• **Raw records**
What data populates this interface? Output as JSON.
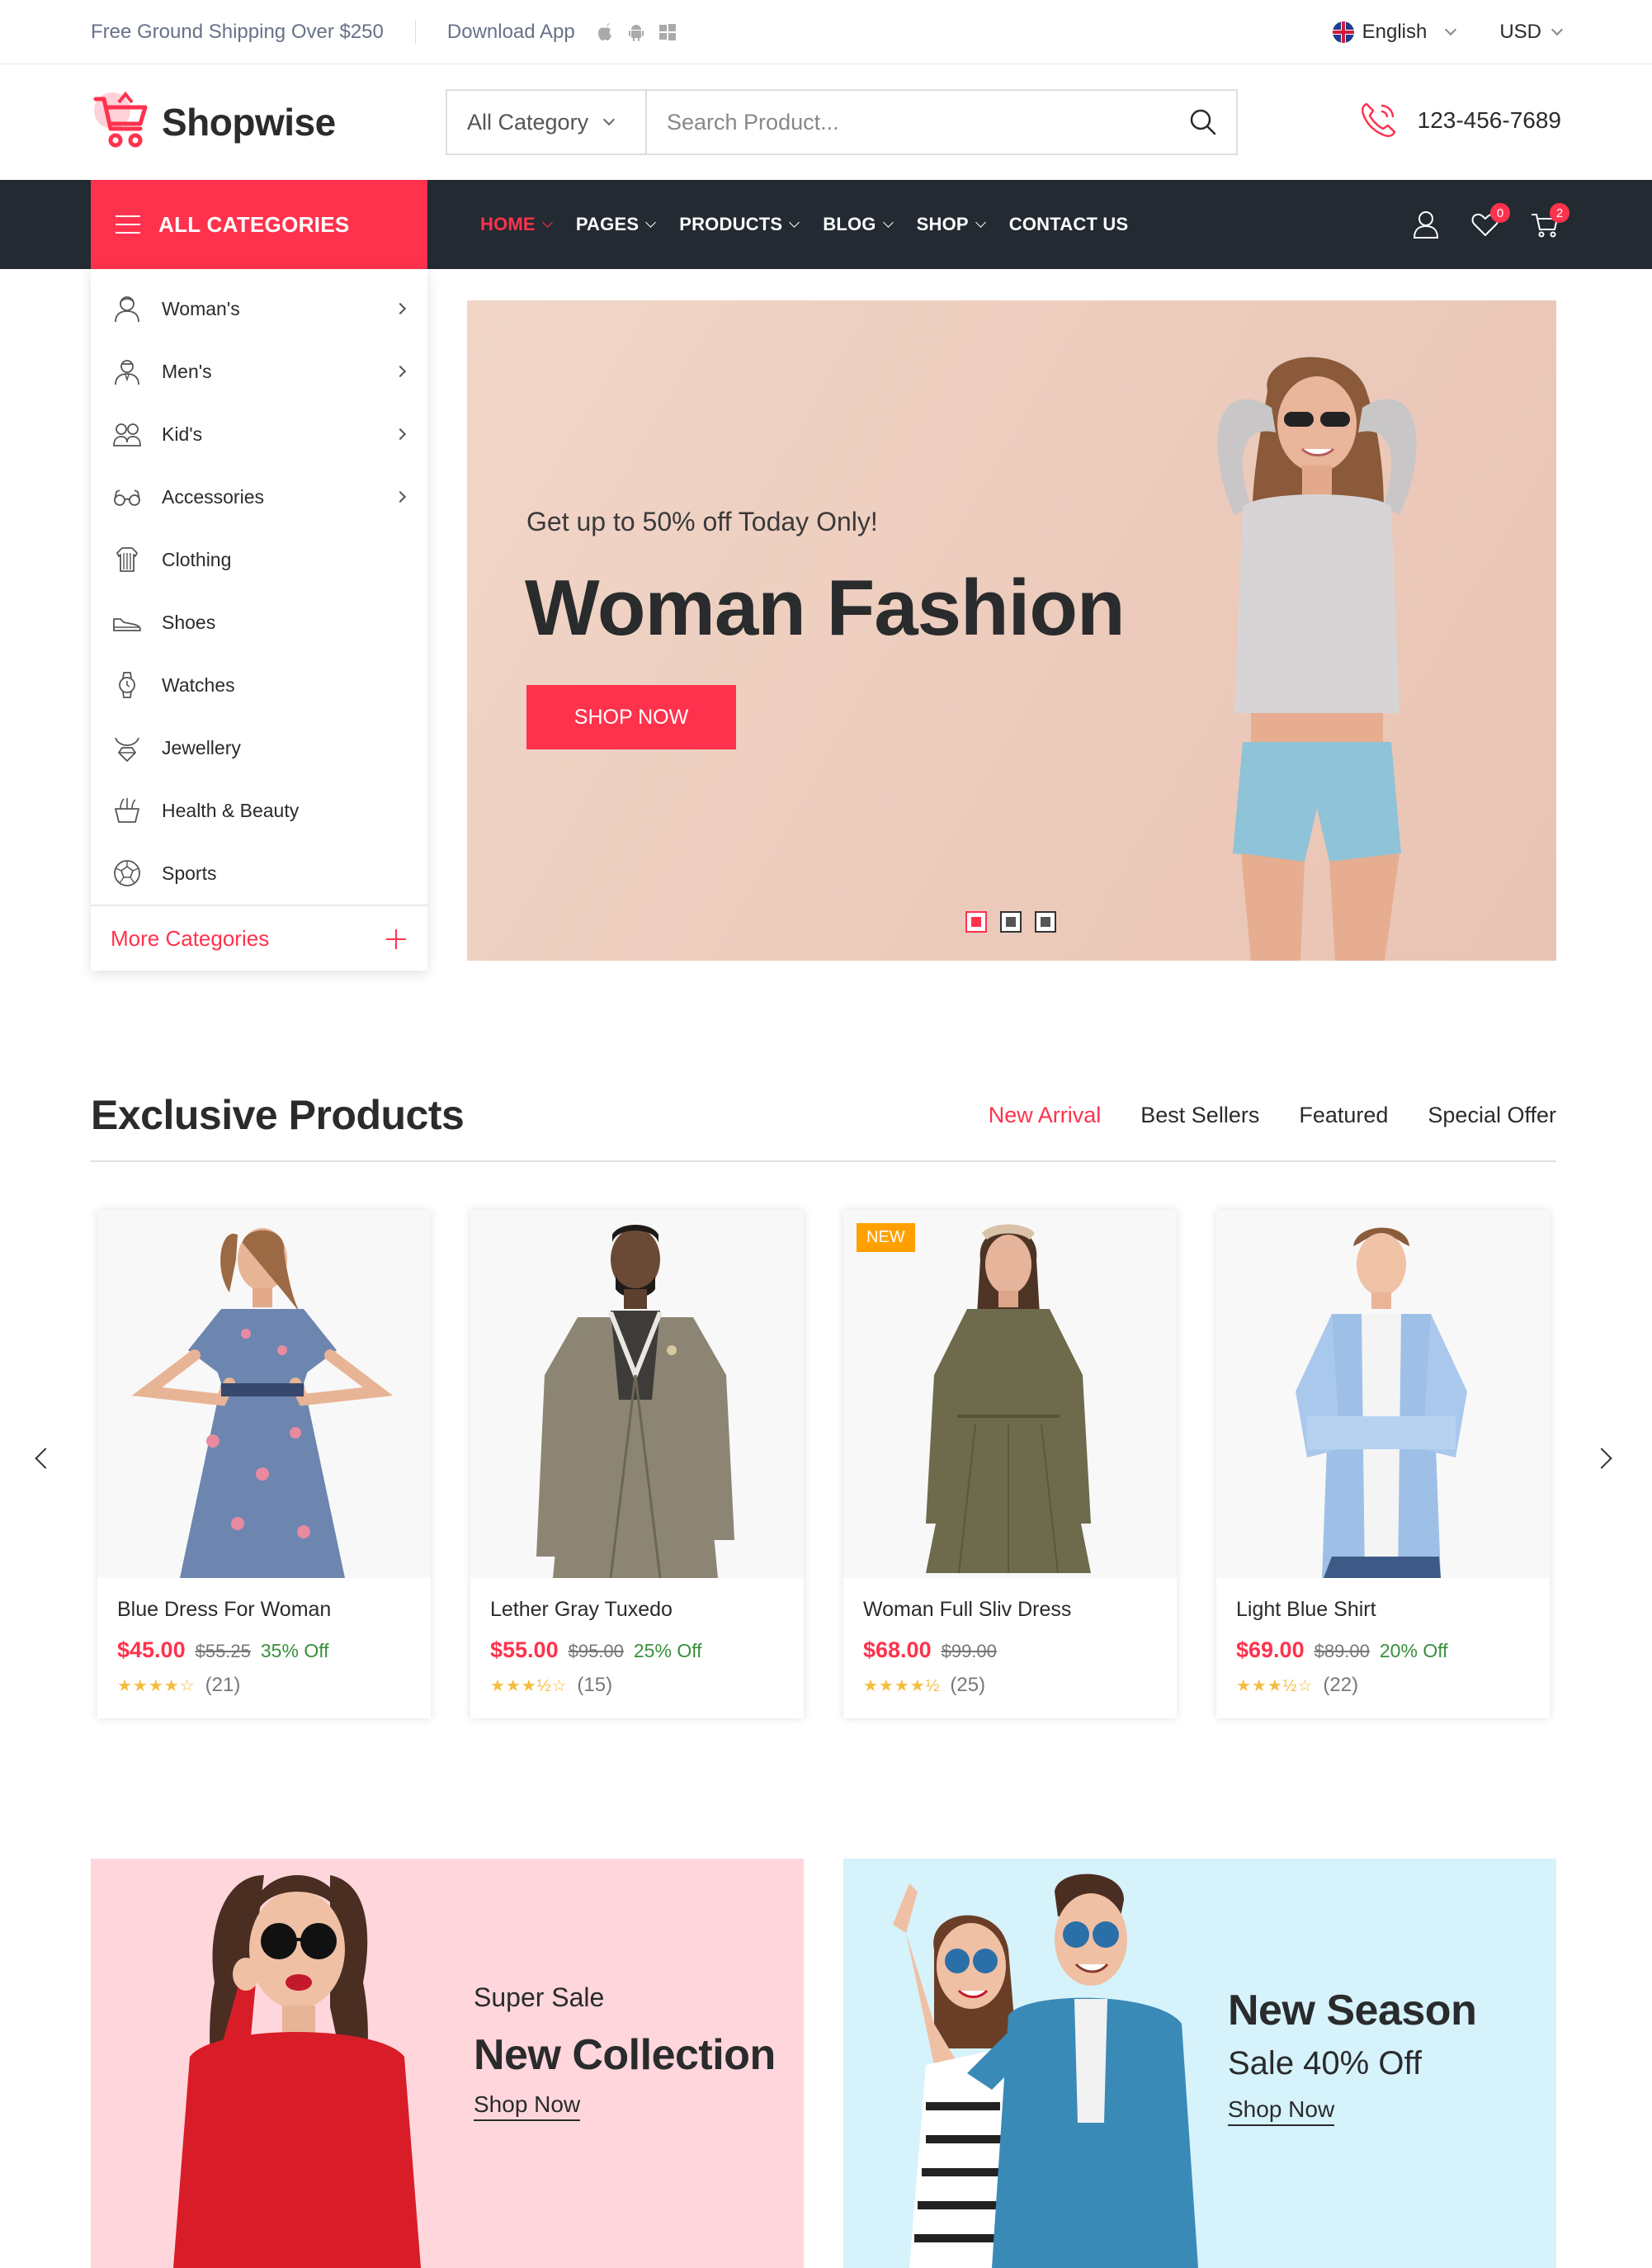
{
  "topbar": {
    "shipping_text": "Free Ground Shipping Over $250",
    "download_text": "Download App",
    "os_icons": [
      "apple-icon",
      "android-icon",
      "windows-icon"
    ],
    "language": "English",
    "currency": "USD"
  },
  "header": {
    "brand": "Shopwise",
    "category_select": "All Category",
    "search_placeholder": "Search Product...",
    "phone": "123-456-7689"
  },
  "nav": {
    "all_categories": "ALL CATEGORIES",
    "menu": [
      {
        "label": "HOME",
        "active": true
      },
      {
        "label": "PAGES"
      },
      {
        "label": "PRODUCTS"
      },
      {
        "label": "BLOG"
      },
      {
        "label": "SHOP"
      },
      {
        "label": "CONTACT US"
      }
    ],
    "wishlist_count": "0",
    "cart_count": "2"
  },
  "sidebar": {
    "items": [
      {
        "label": "Woman's",
        "icon": "woman-icon",
        "submenu": true
      },
      {
        "label": "Men's",
        "icon": "man-icon",
        "submenu": true
      },
      {
        "label": "Kid's",
        "icon": "kids-icon",
        "submenu": true
      },
      {
        "label": "Accessories",
        "icon": "glasses-icon",
        "submenu": true
      },
      {
        "label": "Clothing",
        "icon": "clothing-icon"
      },
      {
        "label": "Shoes",
        "icon": "shoe-icon"
      },
      {
        "label": "Watches",
        "icon": "watch-icon"
      },
      {
        "label": "Jewellery",
        "icon": "jewellery-icon"
      },
      {
        "label": "Health & Beauty",
        "icon": "beauty-icon"
      },
      {
        "label": "Sports",
        "icon": "sports-icon"
      }
    ],
    "more": "More Categories"
  },
  "hero": {
    "subtitle": "Get up to 50% off Today Only!",
    "title": "Woman Fashion",
    "button": "SHOP NOW",
    "slides": 3,
    "active_slide": 1
  },
  "products": {
    "title": "Exclusive Products",
    "tabs": [
      "New Arrival",
      "Best Sellers",
      "Featured",
      "Special Offer"
    ],
    "items": [
      {
        "name": "Blue Dress For Woman",
        "price": "$45.00",
        "old_price": "$55.25",
        "discount": "35% Off",
        "rating": 4,
        "reviews": "(21)"
      },
      {
        "name": "Lether Gray Tuxedo",
        "price": "$55.00",
        "old_price": "$95.00",
        "discount": "25% Off",
        "rating": 3.5,
        "reviews": "(15)"
      },
      {
        "name": "Woman Full Sliv Dress",
        "price": "$68.00",
        "old_price": "$99.00",
        "discount": "",
        "rating": 4.5,
        "reviews": "(25)",
        "badge": "NEW"
      },
      {
        "name": "Light Blue Shirt",
        "price": "$69.00",
        "old_price": "$89.00",
        "discount": "20% Off",
        "rating": 3.5,
        "reviews": "(22)"
      }
    ]
  },
  "banners": [
    {
      "line1": "Super Sale",
      "line2": "New Collection",
      "link": "Shop Now"
    },
    {
      "line1": "New Season",
      "line2": "Sale 40% Off",
      "link": "Shop Now"
    }
  ],
  "colors": {
    "accent": "#ff324d",
    "nav_bg": "#232a31",
    "discount_green": "#388e3c",
    "star": "#f6bc3e"
  }
}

• **Requirement**
Without including any picture, retype the entries exactly.

• **Answer to this task**
What data populates this interface? Output as JSON.
{
  "topbar": {
    "shipping_text": "Free Ground Shipping Over $250",
    "download_text": "Download App",
    "os_icons": [
      "apple-icon",
      "android-icon",
      "windows-icon"
    ],
    "language": "English",
    "currency": "USD"
  },
  "header": {
    "brand": "Shopwise",
    "category_select": "All Category",
    "search_placeholder": "Search Product...",
    "phone": "123-456-7689"
  },
  "nav": {
    "all_categories": "ALL CATEGORIES",
    "menu": [
      {
        "label": "HOME",
        "active": true
      },
      {
        "label": "PAGES"
      },
      {
        "label": "PRODUCTS"
      },
      {
        "label": "BLOG"
      },
      {
        "label": "SHOP"
      },
      {
        "label": "CONTACT US"
      }
    ],
    "wishlist_count": "0",
    "cart_count": "2"
  },
  "sidebar": {
    "items": [
      {
        "label": "Woman's",
        "icon": "woman-icon",
        "submenu": true
      },
      {
        "label": "Men's",
        "icon": "man-icon",
        "submenu": true
      },
      {
        "label": "Kid's",
        "icon": "kids-icon",
        "submenu": true
      },
      {
        "label": "Accessories",
        "icon": "glasses-icon",
        "submenu": true
      },
      {
        "label": "Clothing",
        "icon": "clothing-icon"
      },
      {
        "label": "Shoes",
        "icon": "shoe-icon"
      },
      {
        "label": "Watches",
        "icon": "watch-icon"
      },
      {
        "label": "Jewellery",
        "icon": "jewellery-icon"
      },
      {
        "label": "Health & Beauty",
        "icon": "beauty-icon"
      },
      {
        "label": "Sports",
        "icon": "sports-icon"
      }
    ],
    "more": "More Categories"
  },
  "hero": {
    "subtitle": "Get up to 50% off Today Only!",
    "title": "Woman Fashion",
    "button": "SHOP NOW",
    "slides": 3,
    "active_slide": 1
  },
  "products": {
    "title": "Exclusive Products",
    "tabs": [
      "New Arrival",
      "Best Sellers",
      "Featured",
      "Special Offer"
    ],
    "items": [
      {
        "name": "Blue Dress For Woman",
        "price": "$45.00",
        "old_price": "$55.25",
        "discount": "35% Off",
        "rating": 4,
        "reviews": "(21)"
      },
      {
        "name": "Lether Gray Tuxedo",
        "price": "$55.00",
        "old_price": "$95.00",
        "discount": "25% Off",
        "rating": 3.5,
        "reviews": "(15)"
      },
      {
        "name": "Woman Full Sliv Dress",
        "price": "$68.00",
        "old_price": "$99.00",
        "discount": "",
        "rating": 4.5,
        "reviews": "(25)",
        "badge": "NEW"
      },
      {
        "name": "Light Blue Shirt",
        "price": "$69.00",
        "old_price": "$89.00",
        "discount": "20% Off",
        "rating": 3.5,
        "reviews": "(22)"
      }
    ]
  },
  "banners": [
    {
      "line1": "Super Sale",
      "line2": "New Collection",
      "link": "Shop Now"
    },
    {
      "line1": "New Season",
      "line2": "Sale 40% Off",
      "link": "Shop Now"
    }
  ],
  "colors": {
    "accent": "#ff324d",
    "nav_bg": "#232a31",
    "discount_green": "#388e3c",
    "star": "#f6bc3e"
  }
}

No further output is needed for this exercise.